— Start Provided records —

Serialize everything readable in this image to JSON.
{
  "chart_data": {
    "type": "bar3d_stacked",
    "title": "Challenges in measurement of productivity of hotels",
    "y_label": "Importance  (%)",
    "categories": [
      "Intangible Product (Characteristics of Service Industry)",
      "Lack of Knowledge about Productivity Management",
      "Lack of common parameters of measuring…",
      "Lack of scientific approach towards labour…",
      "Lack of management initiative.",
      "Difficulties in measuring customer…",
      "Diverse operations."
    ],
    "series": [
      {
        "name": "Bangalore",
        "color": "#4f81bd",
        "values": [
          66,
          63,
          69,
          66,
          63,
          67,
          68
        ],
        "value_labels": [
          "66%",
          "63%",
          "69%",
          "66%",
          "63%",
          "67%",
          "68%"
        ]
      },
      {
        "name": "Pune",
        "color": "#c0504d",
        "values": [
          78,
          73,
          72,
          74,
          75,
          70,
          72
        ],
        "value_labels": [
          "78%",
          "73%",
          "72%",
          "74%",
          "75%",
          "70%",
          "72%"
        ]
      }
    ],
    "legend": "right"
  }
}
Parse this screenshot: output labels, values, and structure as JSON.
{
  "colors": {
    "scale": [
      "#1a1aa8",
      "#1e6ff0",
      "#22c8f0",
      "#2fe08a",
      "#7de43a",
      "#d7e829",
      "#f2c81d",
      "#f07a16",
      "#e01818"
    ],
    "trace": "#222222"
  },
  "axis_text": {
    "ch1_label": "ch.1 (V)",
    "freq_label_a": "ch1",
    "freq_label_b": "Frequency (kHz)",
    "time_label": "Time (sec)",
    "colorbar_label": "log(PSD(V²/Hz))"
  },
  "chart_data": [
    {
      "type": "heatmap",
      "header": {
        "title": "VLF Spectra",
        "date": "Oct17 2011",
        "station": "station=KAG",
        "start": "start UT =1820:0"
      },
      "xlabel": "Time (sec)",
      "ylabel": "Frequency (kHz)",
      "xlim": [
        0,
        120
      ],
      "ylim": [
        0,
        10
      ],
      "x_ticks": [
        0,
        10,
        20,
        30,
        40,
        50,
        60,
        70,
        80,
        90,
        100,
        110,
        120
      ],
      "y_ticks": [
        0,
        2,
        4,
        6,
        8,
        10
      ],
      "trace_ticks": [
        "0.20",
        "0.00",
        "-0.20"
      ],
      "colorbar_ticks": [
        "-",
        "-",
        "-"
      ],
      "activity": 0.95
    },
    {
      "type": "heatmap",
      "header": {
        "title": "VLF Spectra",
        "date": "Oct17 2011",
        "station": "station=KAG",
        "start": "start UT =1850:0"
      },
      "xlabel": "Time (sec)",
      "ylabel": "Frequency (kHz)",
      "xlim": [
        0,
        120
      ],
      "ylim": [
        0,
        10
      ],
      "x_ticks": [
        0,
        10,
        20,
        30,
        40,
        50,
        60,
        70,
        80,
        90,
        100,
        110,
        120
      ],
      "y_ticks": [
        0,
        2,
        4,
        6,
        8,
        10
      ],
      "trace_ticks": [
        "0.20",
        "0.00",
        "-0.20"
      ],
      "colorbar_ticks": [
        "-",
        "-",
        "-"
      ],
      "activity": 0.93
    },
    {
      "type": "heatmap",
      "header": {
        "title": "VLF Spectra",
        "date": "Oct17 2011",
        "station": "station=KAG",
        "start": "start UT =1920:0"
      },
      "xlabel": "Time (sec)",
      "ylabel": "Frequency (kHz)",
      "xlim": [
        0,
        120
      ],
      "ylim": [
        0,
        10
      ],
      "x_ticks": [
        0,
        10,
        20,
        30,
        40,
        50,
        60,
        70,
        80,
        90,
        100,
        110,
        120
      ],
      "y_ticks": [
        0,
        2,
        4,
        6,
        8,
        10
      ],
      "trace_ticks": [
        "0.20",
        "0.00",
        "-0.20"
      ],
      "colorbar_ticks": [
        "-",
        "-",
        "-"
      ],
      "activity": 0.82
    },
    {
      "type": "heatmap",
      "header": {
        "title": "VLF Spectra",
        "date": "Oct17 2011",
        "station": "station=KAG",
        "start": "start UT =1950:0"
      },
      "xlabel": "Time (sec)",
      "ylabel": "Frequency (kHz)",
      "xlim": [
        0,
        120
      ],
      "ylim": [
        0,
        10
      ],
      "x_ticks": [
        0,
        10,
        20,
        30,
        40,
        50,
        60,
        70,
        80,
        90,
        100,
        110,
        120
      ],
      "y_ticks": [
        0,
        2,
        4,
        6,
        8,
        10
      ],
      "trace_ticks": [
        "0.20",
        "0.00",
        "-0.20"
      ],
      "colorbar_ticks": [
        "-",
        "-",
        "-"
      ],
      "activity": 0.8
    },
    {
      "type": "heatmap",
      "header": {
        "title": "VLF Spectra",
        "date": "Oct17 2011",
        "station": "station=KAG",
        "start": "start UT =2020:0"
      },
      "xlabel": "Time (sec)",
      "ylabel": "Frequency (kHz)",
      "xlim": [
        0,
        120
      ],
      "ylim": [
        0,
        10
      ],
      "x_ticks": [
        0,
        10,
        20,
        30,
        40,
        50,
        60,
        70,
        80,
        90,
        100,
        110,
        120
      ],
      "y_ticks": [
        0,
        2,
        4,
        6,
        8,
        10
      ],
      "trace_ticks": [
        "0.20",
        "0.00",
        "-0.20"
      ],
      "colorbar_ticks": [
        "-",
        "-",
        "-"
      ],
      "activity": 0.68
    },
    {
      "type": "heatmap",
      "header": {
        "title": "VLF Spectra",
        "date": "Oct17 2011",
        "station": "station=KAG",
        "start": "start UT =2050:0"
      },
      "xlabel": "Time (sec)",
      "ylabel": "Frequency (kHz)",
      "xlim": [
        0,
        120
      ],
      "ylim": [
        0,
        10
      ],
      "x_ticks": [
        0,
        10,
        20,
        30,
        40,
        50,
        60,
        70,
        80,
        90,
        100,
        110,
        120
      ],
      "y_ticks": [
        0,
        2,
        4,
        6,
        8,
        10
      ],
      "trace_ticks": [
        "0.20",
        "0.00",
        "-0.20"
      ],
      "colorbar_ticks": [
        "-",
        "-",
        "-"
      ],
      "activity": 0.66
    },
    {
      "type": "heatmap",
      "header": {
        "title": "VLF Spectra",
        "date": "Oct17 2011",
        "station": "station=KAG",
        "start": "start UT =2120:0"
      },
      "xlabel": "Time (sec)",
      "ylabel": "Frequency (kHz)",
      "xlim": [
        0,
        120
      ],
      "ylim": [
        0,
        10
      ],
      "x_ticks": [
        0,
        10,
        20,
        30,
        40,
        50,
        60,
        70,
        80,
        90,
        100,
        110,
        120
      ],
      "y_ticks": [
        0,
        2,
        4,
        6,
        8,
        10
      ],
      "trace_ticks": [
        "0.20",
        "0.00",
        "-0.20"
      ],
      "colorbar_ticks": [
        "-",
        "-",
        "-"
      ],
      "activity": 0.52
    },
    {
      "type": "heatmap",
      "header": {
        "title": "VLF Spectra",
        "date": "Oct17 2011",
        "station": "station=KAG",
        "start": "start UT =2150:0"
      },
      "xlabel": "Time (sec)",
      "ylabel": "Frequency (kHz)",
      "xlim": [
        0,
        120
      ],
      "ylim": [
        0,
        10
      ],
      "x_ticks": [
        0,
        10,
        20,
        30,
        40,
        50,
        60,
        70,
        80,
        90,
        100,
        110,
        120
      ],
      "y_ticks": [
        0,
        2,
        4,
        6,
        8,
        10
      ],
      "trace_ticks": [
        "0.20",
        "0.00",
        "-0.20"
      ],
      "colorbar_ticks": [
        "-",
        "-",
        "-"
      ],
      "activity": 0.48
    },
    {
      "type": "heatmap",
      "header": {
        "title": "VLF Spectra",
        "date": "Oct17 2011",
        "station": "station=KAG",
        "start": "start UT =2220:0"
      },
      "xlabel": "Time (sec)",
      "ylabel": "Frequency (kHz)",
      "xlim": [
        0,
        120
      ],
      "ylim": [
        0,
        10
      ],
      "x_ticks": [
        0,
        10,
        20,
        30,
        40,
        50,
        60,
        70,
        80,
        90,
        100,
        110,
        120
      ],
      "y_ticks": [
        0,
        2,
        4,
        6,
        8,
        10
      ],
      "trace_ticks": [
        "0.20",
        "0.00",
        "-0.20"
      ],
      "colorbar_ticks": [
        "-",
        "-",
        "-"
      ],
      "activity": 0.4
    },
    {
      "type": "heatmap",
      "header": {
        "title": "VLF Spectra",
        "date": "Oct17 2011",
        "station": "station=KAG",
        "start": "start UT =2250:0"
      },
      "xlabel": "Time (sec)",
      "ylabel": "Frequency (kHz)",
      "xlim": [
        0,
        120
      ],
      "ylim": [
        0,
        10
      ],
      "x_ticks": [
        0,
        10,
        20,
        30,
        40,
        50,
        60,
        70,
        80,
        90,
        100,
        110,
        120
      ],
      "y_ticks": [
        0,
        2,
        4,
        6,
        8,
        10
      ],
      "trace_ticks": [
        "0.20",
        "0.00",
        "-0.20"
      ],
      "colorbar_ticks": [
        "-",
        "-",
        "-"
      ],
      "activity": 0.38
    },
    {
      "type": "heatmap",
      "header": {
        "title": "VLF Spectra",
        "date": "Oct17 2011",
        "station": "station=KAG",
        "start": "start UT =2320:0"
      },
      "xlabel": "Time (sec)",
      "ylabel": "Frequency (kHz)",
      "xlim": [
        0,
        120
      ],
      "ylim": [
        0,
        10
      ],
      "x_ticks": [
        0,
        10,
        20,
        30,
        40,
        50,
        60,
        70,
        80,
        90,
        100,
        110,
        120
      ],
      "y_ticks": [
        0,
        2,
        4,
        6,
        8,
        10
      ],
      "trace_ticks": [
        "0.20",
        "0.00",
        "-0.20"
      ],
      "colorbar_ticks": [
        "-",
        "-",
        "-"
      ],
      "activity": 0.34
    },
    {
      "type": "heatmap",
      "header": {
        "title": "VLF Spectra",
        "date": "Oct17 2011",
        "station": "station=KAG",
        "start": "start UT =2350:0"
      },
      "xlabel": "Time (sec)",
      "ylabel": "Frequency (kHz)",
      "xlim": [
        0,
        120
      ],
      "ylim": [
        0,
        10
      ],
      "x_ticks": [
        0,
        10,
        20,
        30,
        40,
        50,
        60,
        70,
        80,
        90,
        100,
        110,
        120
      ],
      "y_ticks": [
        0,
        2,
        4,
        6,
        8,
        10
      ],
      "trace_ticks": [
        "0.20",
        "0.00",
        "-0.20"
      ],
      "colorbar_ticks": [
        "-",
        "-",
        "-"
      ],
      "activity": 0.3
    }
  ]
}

— End Provided records —

→ What needs to be done
Report each line in the data that holds the word "Lack".

→ Result of this task
      "Lack of Knowledge about Productivity Management",
      "Lack of common parameters of measuring…",
      "Lack of scientific approach towards labour…",
      "Lack of management initiative.",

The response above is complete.